*The request:*
Track down every line below that holds "реализацию" and copy it.

## Begin Supplied entries

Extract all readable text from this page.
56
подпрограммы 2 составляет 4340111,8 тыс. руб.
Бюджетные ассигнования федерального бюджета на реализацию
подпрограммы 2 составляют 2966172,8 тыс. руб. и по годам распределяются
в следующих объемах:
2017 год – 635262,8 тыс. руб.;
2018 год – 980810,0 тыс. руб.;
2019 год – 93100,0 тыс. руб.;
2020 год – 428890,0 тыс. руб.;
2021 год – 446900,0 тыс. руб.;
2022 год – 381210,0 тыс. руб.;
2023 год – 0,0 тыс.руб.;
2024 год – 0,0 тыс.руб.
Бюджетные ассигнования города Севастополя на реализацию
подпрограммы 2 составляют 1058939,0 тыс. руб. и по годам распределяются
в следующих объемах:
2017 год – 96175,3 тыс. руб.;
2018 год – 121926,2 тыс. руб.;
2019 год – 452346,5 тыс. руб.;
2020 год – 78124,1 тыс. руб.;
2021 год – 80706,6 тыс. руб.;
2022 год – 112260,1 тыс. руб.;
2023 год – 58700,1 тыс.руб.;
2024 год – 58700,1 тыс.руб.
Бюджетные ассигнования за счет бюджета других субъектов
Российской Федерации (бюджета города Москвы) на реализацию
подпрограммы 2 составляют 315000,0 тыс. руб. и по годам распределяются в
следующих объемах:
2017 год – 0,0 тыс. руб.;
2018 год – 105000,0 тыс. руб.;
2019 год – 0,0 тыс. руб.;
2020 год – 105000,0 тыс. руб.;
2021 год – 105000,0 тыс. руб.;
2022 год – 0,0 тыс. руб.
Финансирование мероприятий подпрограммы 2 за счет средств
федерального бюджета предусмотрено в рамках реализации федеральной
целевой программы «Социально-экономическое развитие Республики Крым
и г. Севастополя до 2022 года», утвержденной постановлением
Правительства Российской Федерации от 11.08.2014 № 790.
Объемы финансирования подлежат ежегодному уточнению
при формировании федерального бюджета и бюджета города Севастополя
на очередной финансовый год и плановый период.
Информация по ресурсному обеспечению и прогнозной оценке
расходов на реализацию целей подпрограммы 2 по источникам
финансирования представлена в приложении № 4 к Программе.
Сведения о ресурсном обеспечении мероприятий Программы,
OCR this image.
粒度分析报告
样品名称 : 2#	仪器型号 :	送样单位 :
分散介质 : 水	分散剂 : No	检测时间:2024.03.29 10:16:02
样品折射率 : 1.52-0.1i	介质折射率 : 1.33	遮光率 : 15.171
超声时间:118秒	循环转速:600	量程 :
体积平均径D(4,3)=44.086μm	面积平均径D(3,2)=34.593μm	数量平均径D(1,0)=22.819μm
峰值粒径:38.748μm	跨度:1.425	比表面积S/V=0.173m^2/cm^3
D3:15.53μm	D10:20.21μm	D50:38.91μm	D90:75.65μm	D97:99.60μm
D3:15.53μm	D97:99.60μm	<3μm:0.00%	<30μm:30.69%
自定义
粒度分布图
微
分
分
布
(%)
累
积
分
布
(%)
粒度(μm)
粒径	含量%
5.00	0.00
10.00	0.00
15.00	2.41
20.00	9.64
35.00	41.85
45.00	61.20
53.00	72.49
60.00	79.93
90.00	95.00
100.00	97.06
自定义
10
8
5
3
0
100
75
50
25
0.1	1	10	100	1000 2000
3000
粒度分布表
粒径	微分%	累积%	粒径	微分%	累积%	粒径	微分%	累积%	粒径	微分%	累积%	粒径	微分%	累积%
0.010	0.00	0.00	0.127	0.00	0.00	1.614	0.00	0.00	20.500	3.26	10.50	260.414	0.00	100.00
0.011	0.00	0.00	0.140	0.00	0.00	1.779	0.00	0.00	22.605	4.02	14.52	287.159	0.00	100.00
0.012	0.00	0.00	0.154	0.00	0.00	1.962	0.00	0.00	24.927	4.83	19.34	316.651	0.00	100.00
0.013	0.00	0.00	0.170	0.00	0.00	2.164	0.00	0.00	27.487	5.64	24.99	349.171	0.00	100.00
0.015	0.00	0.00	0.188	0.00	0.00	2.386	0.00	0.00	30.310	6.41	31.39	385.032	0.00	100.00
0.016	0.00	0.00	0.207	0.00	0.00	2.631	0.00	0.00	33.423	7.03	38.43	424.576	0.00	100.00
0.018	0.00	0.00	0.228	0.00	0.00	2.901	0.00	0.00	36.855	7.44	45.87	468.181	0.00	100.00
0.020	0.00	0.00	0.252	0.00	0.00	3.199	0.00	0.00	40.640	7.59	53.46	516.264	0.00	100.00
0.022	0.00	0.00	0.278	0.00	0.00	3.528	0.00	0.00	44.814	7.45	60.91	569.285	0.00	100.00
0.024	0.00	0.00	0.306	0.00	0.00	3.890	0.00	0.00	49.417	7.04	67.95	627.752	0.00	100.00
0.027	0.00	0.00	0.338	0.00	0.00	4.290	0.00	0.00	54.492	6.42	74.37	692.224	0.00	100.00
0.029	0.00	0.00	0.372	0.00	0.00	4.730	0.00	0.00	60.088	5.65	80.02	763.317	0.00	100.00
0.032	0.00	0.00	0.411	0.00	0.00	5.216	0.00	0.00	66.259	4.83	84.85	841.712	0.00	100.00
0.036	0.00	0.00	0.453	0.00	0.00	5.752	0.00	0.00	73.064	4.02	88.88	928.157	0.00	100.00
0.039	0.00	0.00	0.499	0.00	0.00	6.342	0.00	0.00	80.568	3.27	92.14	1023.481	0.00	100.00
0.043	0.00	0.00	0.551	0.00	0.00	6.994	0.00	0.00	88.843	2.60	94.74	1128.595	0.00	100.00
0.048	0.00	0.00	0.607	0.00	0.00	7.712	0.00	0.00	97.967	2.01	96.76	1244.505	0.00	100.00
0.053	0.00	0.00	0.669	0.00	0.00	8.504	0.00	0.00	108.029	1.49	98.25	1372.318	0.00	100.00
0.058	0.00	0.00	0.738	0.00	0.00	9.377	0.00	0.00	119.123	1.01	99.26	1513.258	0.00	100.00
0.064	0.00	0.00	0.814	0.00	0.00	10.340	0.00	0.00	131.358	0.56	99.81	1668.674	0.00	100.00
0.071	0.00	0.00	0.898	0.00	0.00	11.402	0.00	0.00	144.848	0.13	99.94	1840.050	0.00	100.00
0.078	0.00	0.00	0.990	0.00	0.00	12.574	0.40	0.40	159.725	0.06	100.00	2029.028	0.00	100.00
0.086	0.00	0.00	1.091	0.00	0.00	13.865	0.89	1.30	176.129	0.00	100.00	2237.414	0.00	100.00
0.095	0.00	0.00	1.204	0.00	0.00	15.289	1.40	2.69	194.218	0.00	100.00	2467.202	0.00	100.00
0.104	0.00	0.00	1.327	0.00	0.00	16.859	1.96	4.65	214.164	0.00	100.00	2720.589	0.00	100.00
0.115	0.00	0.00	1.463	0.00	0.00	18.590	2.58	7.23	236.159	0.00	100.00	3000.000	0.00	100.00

## End Supplied entries
## Begin Supplied entries

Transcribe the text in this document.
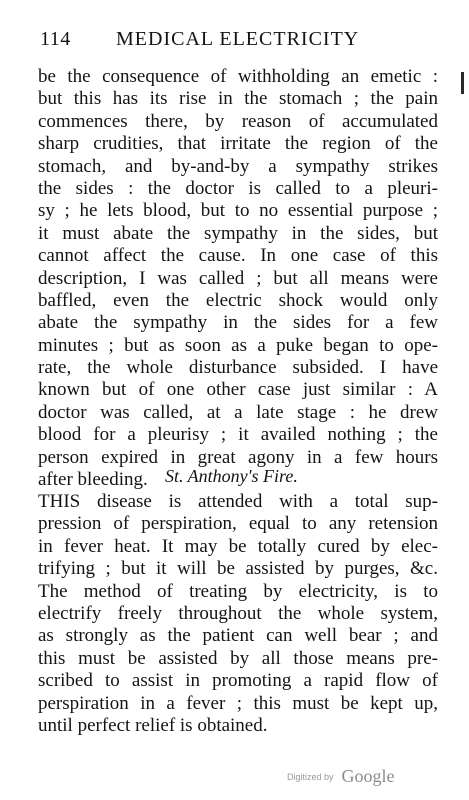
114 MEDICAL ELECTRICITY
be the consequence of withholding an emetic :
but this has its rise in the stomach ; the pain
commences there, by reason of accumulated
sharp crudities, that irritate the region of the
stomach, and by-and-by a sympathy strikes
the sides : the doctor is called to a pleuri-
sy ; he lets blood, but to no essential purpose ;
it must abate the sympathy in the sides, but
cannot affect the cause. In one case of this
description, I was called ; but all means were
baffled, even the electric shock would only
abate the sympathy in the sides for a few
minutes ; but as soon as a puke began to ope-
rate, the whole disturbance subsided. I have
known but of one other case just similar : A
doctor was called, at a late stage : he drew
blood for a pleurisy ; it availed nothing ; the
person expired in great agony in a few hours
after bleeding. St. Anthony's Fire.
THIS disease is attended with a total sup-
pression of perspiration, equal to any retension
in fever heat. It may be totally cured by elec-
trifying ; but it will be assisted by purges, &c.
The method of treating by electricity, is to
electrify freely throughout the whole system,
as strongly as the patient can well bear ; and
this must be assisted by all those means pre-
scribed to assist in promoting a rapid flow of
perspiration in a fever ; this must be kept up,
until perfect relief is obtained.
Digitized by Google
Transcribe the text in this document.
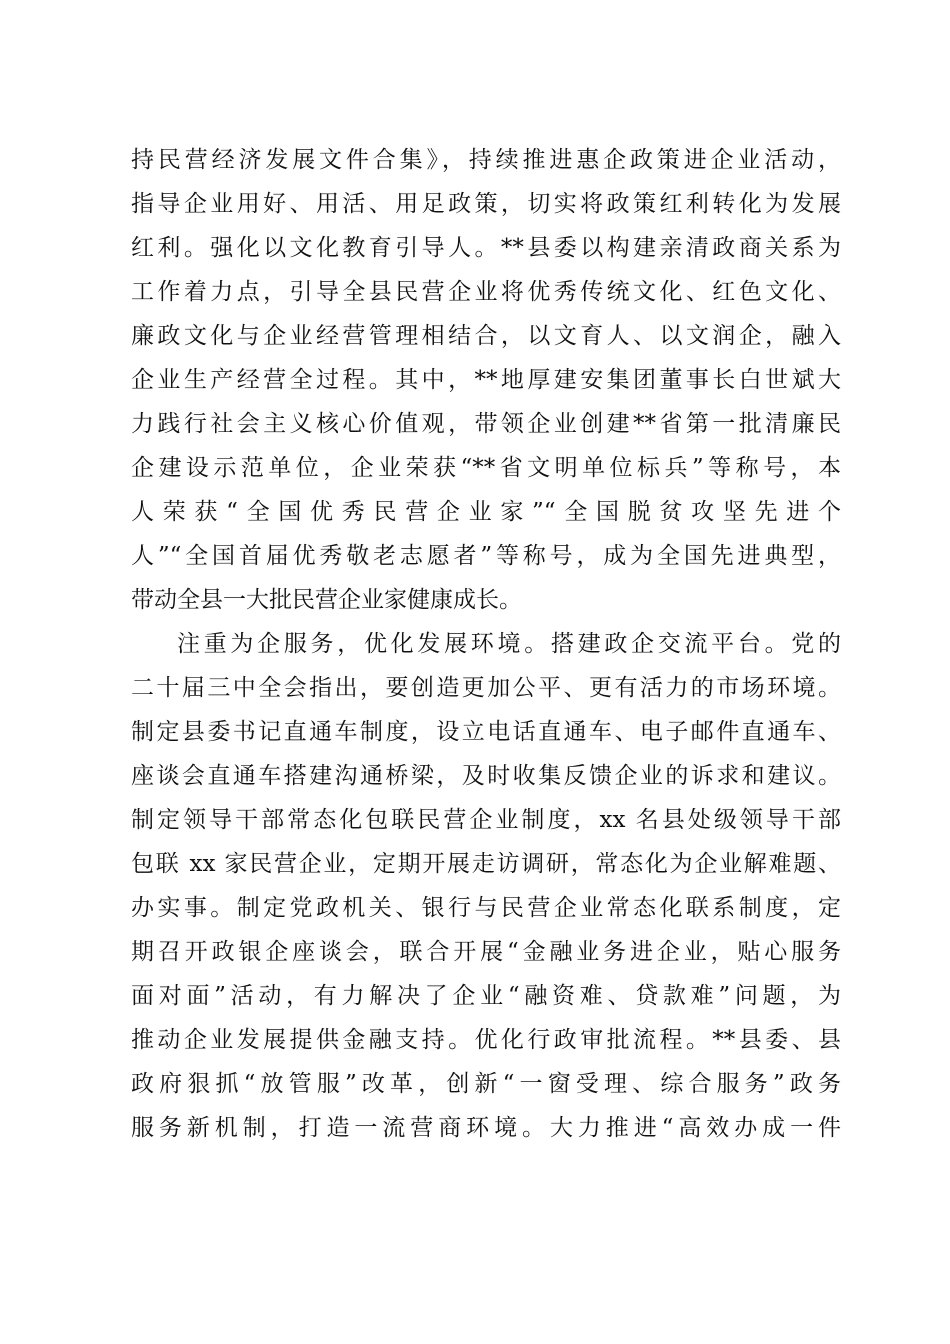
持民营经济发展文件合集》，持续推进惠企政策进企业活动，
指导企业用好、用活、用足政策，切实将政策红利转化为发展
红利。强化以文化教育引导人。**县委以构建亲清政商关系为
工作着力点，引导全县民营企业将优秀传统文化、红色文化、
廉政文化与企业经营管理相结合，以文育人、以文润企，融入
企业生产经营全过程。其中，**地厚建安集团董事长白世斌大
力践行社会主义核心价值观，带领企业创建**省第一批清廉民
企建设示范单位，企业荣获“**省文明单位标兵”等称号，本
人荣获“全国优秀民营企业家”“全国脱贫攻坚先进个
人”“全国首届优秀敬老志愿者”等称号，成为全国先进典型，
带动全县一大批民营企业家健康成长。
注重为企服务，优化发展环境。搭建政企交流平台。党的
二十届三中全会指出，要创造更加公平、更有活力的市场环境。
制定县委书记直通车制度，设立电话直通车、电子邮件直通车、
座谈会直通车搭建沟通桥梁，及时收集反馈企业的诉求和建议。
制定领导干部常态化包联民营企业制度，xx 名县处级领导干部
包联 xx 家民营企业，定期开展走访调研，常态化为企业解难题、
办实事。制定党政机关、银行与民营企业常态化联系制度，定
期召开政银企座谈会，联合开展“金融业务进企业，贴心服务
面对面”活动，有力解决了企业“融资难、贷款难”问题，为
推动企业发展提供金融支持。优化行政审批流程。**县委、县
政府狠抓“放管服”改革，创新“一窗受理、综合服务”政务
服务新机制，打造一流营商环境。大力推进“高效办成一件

## End Supplied entries

*Task answer:*
Бюджетные ассигнования федерального бюджета на реализацию
Бюджетные ассигнования города Севастополя на реализацию
Российской Федерации (бюджета города Москвы) на реализацию
расходов на реализацию целей подпрограммы 2 по источникам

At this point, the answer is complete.